Brief:
Write the material out again in full, word for word. Do not include the pictures.

Records from a collection of figures

+ + + + + + +

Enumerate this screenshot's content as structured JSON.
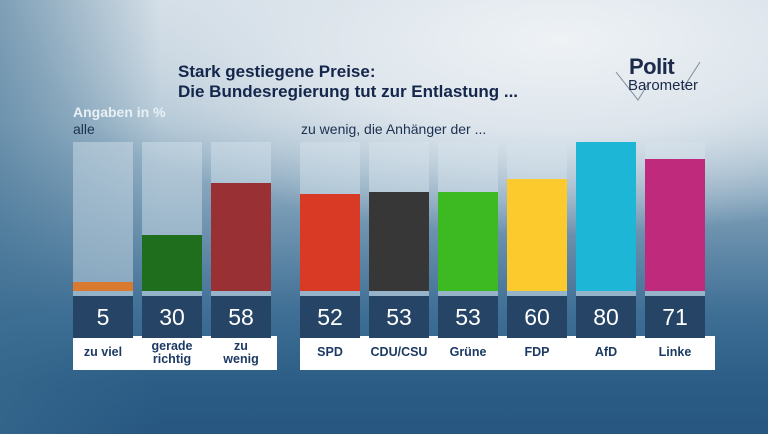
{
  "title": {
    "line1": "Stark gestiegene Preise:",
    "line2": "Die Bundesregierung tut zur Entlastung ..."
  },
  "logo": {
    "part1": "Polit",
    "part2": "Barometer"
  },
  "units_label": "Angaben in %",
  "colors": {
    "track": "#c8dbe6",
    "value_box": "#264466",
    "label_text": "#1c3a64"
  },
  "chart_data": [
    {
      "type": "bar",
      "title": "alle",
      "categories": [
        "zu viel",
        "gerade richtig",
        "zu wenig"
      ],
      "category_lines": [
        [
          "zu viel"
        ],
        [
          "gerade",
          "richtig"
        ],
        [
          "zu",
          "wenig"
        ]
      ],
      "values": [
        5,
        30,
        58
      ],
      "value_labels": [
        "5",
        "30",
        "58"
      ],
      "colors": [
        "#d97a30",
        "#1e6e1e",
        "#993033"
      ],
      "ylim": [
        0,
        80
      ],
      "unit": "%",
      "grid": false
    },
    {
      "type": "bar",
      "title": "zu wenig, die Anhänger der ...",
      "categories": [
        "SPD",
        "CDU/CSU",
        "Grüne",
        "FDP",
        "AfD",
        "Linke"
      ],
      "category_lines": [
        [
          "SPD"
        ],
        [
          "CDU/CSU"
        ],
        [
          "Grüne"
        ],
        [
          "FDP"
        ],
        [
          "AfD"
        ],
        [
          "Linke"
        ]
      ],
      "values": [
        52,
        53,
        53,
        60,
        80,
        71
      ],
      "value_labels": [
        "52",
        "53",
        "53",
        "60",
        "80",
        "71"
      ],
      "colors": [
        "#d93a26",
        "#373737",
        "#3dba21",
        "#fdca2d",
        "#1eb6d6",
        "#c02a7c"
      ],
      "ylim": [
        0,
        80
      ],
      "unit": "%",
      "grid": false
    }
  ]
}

+ + + + + + +

Answer below:
Enumerate this screenshot's content as structured JSON.
{
  "title": {
    "line1": "Stark gestiegene Preise:",
    "line2": "Die Bundesregierung tut zur Entlastung ..."
  },
  "logo": {
    "part1": "Polit",
    "part2": "Barometer"
  },
  "units_label": "Angaben in %",
  "colors": {
    "track": "#c8dbe6",
    "value_box": "#264466",
    "label_text": "#1c3a64"
  },
  "chart_data": [
    {
      "type": "bar",
      "title": "alle",
      "categories": [
        "zu viel",
        "gerade richtig",
        "zu wenig"
      ],
      "category_lines": [
        [
          "zu viel"
        ],
        [
          "gerade",
          "richtig"
        ],
        [
          "zu",
          "wenig"
        ]
      ],
      "values": [
        5,
        30,
        58
      ],
      "value_labels": [
        "5",
        "30",
        "58"
      ],
      "colors": [
        "#d97a30",
        "#1e6e1e",
        "#993033"
      ],
      "ylim": [
        0,
        80
      ],
      "unit": "%",
      "grid": false
    },
    {
      "type": "bar",
      "title": "zu wenig, die Anhänger der ...",
      "categories": [
        "SPD",
        "CDU/CSU",
        "Grüne",
        "FDP",
        "AfD",
        "Linke"
      ],
      "category_lines": [
        [
          "SPD"
        ],
        [
          "CDU/CSU"
        ],
        [
          "Grüne"
        ],
        [
          "FDP"
        ],
        [
          "AfD"
        ],
        [
          "Linke"
        ]
      ],
      "values": [
        52,
        53,
        53,
        60,
        80,
        71
      ],
      "value_labels": [
        "52",
        "53",
        "53",
        "60",
        "80",
        "71"
      ],
      "colors": [
        "#d93a26",
        "#373737",
        "#3dba21",
        "#fdca2d",
        "#1eb6d6",
        "#c02a7c"
      ],
      "ylim": [
        0,
        80
      ],
      "unit": "%",
      "grid": false
    }
  ]
}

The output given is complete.